[Excerpts from a figure dataset]
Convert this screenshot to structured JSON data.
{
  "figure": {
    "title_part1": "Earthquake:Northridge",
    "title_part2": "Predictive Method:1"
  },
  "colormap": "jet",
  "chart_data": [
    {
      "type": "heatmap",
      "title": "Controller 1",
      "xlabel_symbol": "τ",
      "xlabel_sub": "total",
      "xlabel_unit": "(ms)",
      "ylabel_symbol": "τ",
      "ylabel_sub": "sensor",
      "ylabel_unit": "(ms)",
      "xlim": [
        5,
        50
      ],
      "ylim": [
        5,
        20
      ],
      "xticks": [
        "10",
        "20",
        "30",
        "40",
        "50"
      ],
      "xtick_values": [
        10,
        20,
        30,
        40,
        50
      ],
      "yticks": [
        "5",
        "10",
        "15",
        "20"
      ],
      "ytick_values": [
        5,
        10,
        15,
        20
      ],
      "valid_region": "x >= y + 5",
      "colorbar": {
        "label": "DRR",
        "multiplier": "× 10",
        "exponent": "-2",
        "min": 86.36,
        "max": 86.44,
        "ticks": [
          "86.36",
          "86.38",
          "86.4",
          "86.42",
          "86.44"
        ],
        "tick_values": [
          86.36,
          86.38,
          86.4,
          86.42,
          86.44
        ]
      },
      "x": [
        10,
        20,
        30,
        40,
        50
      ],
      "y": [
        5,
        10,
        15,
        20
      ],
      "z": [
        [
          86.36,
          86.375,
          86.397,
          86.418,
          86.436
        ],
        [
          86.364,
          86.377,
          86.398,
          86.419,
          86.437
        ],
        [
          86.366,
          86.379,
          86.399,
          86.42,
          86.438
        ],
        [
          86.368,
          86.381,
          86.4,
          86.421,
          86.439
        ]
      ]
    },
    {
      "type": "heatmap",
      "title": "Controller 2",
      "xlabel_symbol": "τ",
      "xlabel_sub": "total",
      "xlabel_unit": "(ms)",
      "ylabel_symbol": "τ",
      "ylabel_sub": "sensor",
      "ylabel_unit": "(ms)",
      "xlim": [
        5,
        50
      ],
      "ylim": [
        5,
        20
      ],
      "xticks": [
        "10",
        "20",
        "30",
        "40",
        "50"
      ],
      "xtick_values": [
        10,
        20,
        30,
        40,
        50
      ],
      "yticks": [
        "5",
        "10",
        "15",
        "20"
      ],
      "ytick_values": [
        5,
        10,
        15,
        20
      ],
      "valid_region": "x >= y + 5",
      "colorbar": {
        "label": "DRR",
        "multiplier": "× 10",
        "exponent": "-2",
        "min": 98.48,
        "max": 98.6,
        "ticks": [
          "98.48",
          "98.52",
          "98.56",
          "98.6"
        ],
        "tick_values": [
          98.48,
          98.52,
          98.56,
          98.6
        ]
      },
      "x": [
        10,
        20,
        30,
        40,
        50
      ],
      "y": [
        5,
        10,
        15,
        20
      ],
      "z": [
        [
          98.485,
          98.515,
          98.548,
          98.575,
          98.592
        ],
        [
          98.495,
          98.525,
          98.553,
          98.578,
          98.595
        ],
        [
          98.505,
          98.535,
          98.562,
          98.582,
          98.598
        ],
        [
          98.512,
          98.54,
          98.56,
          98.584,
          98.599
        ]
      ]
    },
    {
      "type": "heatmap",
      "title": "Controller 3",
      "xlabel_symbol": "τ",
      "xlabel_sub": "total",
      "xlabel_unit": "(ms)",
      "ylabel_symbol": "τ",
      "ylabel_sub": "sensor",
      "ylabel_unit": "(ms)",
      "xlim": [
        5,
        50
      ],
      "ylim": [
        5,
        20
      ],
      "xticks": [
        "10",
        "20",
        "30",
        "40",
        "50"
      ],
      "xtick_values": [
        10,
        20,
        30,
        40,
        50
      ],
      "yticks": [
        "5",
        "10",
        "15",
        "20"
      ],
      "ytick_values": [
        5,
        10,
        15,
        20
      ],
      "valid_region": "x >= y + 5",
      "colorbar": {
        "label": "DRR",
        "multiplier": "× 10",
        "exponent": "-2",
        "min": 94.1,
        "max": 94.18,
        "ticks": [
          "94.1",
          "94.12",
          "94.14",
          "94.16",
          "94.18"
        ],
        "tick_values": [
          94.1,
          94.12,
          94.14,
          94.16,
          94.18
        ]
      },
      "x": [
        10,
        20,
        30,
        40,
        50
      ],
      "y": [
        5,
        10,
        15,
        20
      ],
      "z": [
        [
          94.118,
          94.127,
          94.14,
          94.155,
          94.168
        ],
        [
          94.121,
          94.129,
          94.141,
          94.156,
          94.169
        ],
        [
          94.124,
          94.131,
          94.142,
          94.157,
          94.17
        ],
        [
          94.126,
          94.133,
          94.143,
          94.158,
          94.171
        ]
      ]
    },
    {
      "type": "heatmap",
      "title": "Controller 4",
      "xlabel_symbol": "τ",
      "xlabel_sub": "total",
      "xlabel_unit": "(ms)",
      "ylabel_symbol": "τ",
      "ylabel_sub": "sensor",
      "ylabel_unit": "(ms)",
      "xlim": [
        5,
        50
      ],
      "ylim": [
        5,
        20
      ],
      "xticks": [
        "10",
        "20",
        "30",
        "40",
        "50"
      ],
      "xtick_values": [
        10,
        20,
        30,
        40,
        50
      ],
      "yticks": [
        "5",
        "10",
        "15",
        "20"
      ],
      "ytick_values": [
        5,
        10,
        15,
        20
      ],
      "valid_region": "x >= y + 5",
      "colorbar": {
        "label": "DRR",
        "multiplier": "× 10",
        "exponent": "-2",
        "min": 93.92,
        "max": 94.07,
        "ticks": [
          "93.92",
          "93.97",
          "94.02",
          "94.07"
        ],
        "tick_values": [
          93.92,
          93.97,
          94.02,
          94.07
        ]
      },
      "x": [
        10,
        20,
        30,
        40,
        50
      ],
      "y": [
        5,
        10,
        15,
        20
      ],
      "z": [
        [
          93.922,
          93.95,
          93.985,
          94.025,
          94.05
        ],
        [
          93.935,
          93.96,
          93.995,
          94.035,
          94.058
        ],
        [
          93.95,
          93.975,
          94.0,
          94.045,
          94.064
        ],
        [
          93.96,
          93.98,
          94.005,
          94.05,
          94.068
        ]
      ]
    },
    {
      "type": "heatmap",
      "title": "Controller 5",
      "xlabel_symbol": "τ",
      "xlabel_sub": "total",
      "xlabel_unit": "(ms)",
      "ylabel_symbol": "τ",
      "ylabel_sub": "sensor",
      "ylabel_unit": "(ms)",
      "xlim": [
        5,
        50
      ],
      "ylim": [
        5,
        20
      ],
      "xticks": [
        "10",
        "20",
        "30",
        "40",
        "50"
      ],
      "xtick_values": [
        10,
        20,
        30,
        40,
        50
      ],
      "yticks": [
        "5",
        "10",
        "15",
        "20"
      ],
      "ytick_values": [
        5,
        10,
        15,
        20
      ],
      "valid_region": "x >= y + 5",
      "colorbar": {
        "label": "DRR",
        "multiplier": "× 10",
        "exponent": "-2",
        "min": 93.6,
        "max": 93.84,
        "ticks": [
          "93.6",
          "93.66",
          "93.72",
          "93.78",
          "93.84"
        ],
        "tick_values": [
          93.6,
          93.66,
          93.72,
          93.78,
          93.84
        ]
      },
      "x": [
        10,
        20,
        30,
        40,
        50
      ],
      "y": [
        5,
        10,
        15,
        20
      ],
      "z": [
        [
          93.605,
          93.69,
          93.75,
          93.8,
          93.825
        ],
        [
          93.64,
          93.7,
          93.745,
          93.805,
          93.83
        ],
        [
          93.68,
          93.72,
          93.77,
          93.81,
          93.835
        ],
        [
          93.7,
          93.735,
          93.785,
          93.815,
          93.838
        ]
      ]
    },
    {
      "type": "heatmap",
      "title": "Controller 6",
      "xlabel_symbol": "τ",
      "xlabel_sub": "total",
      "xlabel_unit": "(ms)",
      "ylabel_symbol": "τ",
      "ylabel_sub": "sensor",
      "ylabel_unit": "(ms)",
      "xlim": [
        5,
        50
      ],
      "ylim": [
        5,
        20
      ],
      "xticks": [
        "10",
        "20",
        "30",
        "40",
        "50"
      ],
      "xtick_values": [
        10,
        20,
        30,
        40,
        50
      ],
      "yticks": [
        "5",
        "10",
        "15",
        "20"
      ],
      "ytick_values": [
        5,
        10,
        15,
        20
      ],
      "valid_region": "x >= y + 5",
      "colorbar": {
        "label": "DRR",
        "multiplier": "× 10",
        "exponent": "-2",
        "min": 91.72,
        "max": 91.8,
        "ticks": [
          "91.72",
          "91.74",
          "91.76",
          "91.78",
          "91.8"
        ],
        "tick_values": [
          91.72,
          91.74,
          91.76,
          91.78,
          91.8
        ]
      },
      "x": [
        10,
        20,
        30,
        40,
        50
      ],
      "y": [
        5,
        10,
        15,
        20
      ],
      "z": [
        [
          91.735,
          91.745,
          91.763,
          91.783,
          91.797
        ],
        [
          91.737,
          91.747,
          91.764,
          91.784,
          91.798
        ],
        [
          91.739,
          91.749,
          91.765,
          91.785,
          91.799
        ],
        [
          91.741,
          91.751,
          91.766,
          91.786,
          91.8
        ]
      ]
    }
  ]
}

### What you will do
Return all the lines that contain the string "Controller".

### Solved exercise
      "title": "Controller 1",
      "title": "Controller 2",
      "title": "Controller 3",
      "title": "Controller 4",
      "title": "Controller 5",
      "title": "Controller 6",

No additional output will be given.